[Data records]
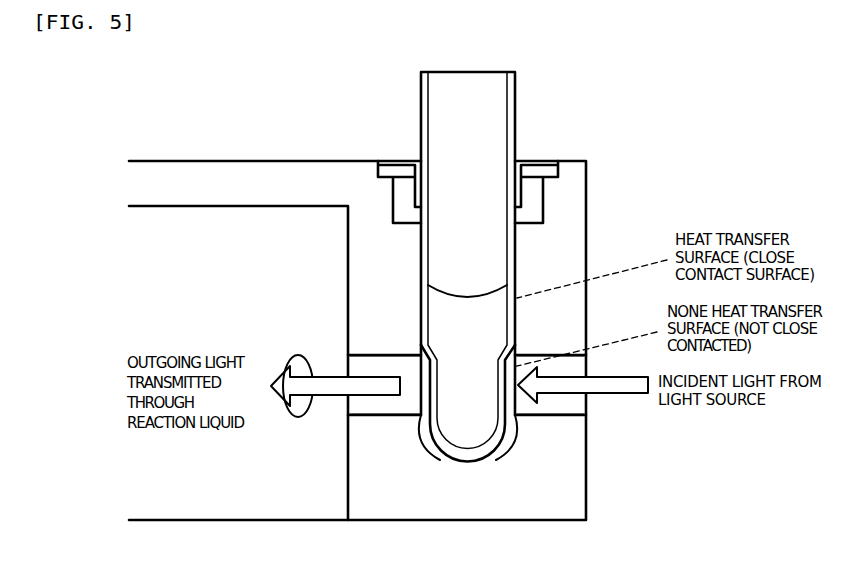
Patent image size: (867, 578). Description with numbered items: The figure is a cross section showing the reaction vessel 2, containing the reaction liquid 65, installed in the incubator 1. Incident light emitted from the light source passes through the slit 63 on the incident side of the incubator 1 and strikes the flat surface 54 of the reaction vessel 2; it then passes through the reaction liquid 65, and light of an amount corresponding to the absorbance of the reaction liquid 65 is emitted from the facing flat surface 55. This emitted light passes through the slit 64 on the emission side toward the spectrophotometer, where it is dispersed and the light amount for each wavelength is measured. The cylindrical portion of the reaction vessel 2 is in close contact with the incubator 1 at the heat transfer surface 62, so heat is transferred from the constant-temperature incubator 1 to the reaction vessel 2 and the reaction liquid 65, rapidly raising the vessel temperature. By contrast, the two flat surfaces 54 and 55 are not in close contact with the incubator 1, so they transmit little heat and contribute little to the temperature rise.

The incubator 1 is at (587, 175).
The reaction vessel 2 is at (516, 103).
The flat surface 54 is at (510, 395).
The facing flat surface 55 is at (427, 385).
The heat transfer surface 62 is at (517, 263).
The slit on incident side 63 is at (558, 407).
The slit on emission side 64 is at (383, 403).
The reaction liquid 65 is at (468, 340).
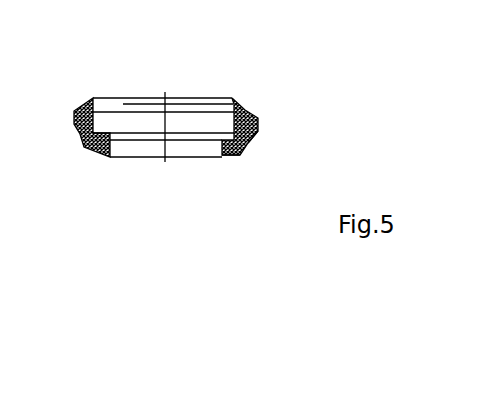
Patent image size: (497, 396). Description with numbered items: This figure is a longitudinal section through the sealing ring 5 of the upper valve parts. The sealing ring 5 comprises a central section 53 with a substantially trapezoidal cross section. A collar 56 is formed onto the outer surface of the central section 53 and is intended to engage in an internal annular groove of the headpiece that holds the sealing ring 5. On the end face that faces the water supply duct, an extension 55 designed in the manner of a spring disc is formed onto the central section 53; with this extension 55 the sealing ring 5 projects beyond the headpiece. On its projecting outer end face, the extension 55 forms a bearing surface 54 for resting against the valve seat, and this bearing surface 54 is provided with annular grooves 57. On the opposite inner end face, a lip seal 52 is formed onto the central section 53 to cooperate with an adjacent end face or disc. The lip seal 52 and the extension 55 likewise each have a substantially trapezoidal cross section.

The sealing ring 5 is at (224, 103).
The lip seal 52 is at (244, 110).
The central section 53 is at (256, 132).
The bearing surface 54 is at (238, 152).
The extension 55 is at (110, 157).
The collar 56 is at (258, 125).
The annular grooves 57 is at (85, 152).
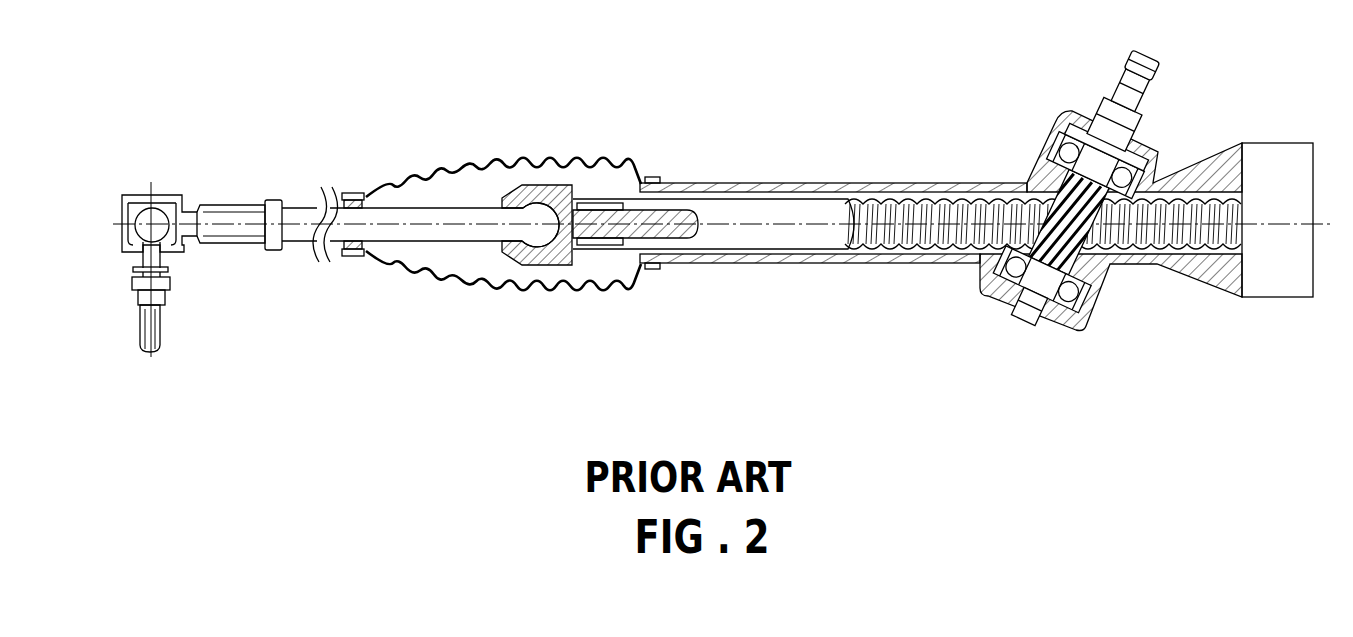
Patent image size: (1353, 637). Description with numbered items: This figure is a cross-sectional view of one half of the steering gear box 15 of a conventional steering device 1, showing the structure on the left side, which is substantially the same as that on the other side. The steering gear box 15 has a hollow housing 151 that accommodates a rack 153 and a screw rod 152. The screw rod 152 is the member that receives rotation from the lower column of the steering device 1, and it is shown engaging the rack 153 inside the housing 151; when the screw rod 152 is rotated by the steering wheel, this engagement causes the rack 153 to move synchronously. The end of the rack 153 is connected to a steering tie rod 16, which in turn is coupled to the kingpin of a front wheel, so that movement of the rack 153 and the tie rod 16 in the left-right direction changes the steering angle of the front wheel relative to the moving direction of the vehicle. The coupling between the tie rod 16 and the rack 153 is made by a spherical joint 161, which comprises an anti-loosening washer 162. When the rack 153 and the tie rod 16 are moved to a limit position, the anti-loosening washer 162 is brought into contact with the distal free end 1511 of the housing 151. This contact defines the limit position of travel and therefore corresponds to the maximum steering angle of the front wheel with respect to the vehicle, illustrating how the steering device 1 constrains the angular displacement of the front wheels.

The steering device 1 is at (198, 140).
The steering gear box 15 is at (840, 182).
The hollow housing 151 is at (757, 183).
The distal free end 1511 is at (636, 178).
The screw rod 152 is at (1117, 110).
The rack 153 is at (912, 198).
The steering tie rod 16 is at (373, 193).
The spherical joint 161 is at (523, 190).
The anti-loosening washer 162 is at (570, 183).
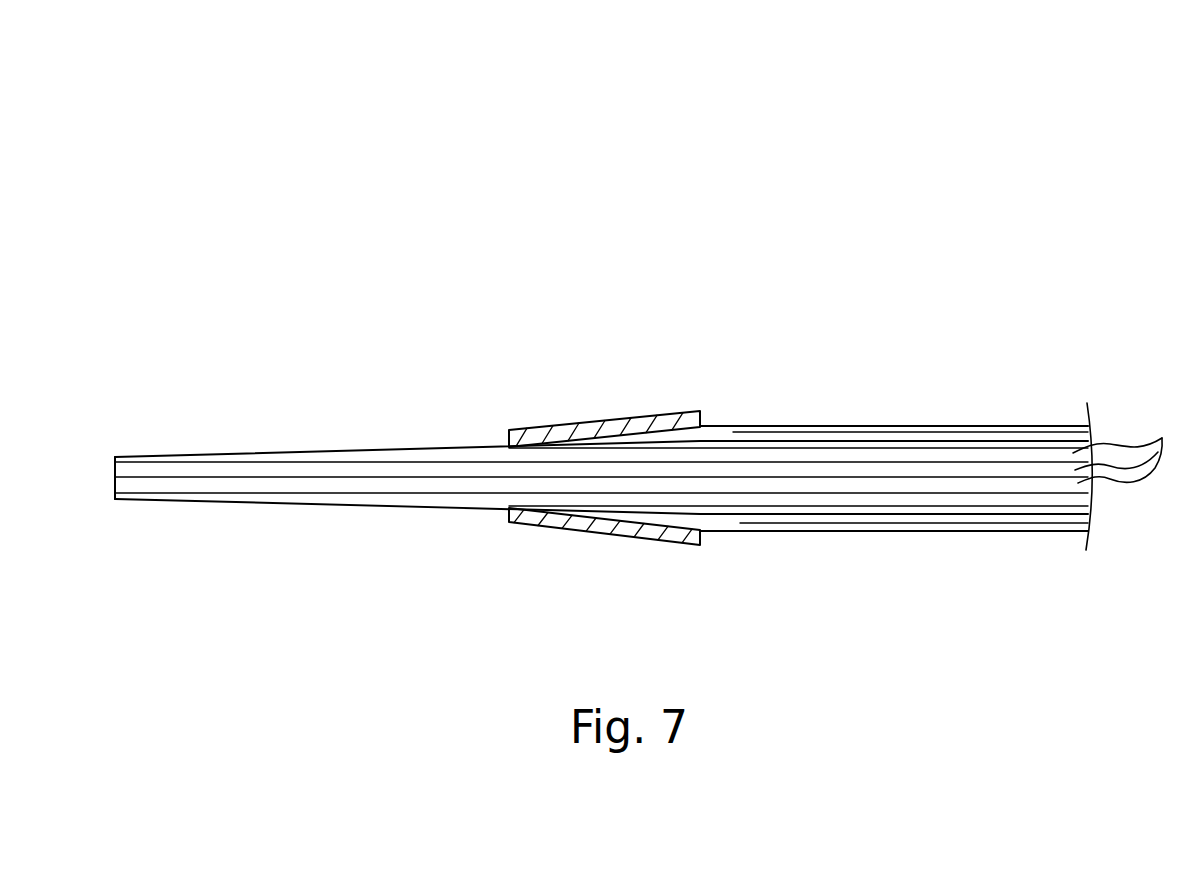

Given instruction
Please pull out every line of the items above that contains the string "collar", matching case exactly.

Result below
Patent image size: (497, 396). Description with numbered items: This figure is a longitudinal section through the sealing ring 5 of the upper valve parts. The sealing ring 5 comprises a central section 53 with a substantially trapezoidal cross section. A collar 56 is formed onto the outer surface of the central section 53 and is intended to engage in an internal annular groove of the headpiece that holds the sealing ring 5. On the end face that faces the water supply duct, an extension 55 designed in the manner of a spring disc is formed onto the central section 53; with this extension 55 the sealing ring 5 projects beyond the headpiece. On its projecting outer end face, the extension 55 forms a bearing surface 54 for resting against the valve seat, and this bearing surface 54 is provided with annular grooves 57. On the opposite inner end face, a lip seal 52 is formed onto the central section 53 to cooperate with an adjacent end face or disc. The lip seal 52 and the extension 55 likewise each have a substantially trapezoidal cross section.
The collar 56 is at (258, 125).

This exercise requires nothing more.